• [DATASET CONTENT]:
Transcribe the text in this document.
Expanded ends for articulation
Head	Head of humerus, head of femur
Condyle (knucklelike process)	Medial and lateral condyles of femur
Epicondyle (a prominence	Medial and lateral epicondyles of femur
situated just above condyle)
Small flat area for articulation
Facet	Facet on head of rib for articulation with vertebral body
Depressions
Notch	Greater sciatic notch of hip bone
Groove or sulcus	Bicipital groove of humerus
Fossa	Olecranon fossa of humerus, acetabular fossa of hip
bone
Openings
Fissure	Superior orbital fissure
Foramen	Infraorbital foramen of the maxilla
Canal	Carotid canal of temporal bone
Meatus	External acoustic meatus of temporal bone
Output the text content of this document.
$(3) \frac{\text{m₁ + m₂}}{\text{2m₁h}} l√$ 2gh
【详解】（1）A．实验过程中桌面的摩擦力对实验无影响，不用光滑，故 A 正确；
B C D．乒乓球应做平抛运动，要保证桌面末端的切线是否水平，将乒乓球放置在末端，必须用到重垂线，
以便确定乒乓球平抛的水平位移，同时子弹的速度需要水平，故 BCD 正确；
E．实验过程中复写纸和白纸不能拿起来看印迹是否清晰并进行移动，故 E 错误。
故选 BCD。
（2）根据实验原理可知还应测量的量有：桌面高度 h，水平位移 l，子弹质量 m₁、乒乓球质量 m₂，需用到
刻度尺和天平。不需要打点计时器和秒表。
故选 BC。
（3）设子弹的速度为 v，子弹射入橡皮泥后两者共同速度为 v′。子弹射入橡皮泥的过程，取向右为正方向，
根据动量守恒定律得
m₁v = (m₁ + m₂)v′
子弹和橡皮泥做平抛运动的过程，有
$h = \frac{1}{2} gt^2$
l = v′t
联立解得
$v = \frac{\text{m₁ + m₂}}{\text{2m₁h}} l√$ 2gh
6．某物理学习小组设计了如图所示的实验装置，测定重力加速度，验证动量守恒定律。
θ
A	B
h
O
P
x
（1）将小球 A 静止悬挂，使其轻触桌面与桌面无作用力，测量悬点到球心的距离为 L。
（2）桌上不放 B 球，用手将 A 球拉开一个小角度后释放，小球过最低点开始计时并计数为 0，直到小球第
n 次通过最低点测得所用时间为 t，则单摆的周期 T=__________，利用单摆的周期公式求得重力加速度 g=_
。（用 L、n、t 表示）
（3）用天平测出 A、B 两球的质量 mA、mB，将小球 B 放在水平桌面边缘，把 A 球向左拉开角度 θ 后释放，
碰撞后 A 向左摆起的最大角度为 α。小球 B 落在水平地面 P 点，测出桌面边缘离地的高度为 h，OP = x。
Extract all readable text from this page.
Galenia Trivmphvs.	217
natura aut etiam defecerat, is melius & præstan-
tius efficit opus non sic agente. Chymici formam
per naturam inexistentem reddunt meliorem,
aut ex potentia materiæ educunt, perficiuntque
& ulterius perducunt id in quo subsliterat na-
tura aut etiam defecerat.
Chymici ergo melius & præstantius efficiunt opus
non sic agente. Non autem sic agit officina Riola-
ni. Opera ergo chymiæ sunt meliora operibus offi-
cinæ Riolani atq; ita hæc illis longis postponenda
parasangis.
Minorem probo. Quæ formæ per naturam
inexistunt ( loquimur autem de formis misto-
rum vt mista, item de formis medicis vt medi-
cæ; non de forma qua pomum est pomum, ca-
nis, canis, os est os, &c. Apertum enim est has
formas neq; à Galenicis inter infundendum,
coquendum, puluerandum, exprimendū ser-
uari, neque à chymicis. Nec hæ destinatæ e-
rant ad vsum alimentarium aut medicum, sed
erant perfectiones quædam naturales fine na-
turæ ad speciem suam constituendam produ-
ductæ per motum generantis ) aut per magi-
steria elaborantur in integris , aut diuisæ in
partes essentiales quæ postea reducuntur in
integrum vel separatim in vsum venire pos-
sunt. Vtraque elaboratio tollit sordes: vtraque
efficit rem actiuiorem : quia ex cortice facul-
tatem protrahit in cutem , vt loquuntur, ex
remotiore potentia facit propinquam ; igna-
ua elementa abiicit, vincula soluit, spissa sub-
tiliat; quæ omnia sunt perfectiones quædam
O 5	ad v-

• [PROBLEM STATEMENT]: Reproduce the material exactly, with every line intact.

• [REPLY]:
Transcribe the text in this document.
Expanded ends for articulation
Head	Head of humerus, head of femur
Condyle (knucklelike process)	Medial and lateral condyles of femur
Epicondyle (a prominence	Medial and lateral epicondyles of femur
situated just above condyle)
Small flat area for articulation
Facet	Facet on head of rib for articulation with vertebral body
Depressions
Notch	Greater sciatic notch of hip bone
Groove or sulcus	Bicipital groove of humerus
Fossa	Olecranon fossa of humerus, acetabular fossa of hip
bone
Openings
Fissure	Superior orbital fissure
Foramen	Infraorbital foramen of the maxilla
Canal	Carotid canal of temporal bone
Meatus	External acoustic meatus of temporal bone
Output the text content of this document.
$(3) \frac{\text{m₁ + m₂}}{\text{2m₁h}} l√$ 2gh
【详解】（1）A．实验过程中桌面的摩擦力对实验无影响，不用光滑，故 A 正确；
B C D．乒乓球应做平抛运动，要保证桌面末端的切线是否水平，将乒乓球放置在末端，必须用到重垂线，
以便确定乒乓球平抛的水平位移，同时子弹的速度需要水平，故 BCD 正确；
E．实验过程中复写纸和白纸不能拿起来看印迹是否清晰并进行移动，故 E 错误。
故选 BCD。
（2）根据实验原理可知还应测量的量有：桌面高度 h，水平位移 l，子弹质量 m₁、乒乓球质量 m₂，需用到
刻度尺和天平。不需要打点计时器和秒表。
故选 BC。
（3）设子弹的速度为 v，子弹射入橡皮泥后两者共同速度为 v′。子弹射入橡皮泥的过程，取向右为正方向，
根据动量守恒定律得
m₁v = (m₁ + m₂)v′
子弹和橡皮泥做平抛运动的过程，有
$h = \frac{1}{2} gt^2$
l = v′t
联立解得
$v = \frac{\text{m₁ + m₂}}{\text{2m₁h}} l√$ 2gh
6．某物理学习小组设计了如图所示的实验装置，测定重力加速度，验证动量守恒定律。
θ
A	B
h
O
P
x
（1）将小球 A 静止悬挂，使其轻触桌面与桌面无作用力，测量悬点到球心的距离为 L。
（2）桌上不放 B 球，用手将 A 球拉开一个小角度后释放，小球过最低点开始计时并计数为 0，直到小球第
n 次通过最低点测得所用时间为 t，则单摆的周期 T=__________，利用单摆的周期公式求得重力加速度 g=_
。（用 L、n、t 表示）
（3）用天平测出 A、B 两球的质量 mA、mB，将小球 B 放在水平桌面边缘，把 A 球向左拉开角度 θ 后释放，
碰撞后 A 向左摆起的最大角度为 α。小球 B 落在水平地面 P 点，测出桌面边缘离地的高度为 h，OP = x。
Extract all readable text from this page.
Galenia Trivmphvs.	217
natura aut etiam defecerat, is melius & præstan-
tius efficit opus non sic agente. Chymici formam
per naturam inexistentem reddunt meliorem,
aut ex potentia materiæ educunt, perficiuntque
& ulterius perducunt id in quo subsliterat na-
tura aut etiam defecerat.
Chymici ergo melius & præstantius efficiunt opus
non sic agente. Non autem sic agit officina Riola-
ni. Opera ergo chymiæ sunt meliora operibus offi-
cinæ Riolani atq; ita hæc illis longis postponenda
parasangis.
Minorem probo. Quæ formæ per naturam
inexistunt ( loquimur autem de formis misto-
rum vt mista, item de formis medicis vt medi-
cæ; non de forma qua pomum est pomum, ca-
nis, canis, os est os, &c. Apertum enim est has
formas neq; à Galenicis inter infundendum,
coquendum, puluerandum, exprimendū ser-
uari, neque à chymicis. Nec hæ destinatæ e-
rant ad vsum alimentarium aut medicum, sed
erant perfectiones quædam naturales fine na-
turæ ad speciem suam constituendam produ-
ductæ per motum generantis ) aut per magi-
steria elaborantur in integris , aut diuisæ in
partes essentiales quæ postea reducuntur in
integrum vel separatim in vsum venire pos-
sunt. Vtraque elaboratio tollit sordes: vtraque
efficit rem actiuiorem : quia ex cortice facul-
tatem protrahit in cutem , vt loquuntur, ex
remotiore potentia facit propinquam ; igna-
ua elementa abiicit, vincula soluit, spissa sub-
tiliat; quæ omnia sunt perfectiones quædam
O 5	ad v-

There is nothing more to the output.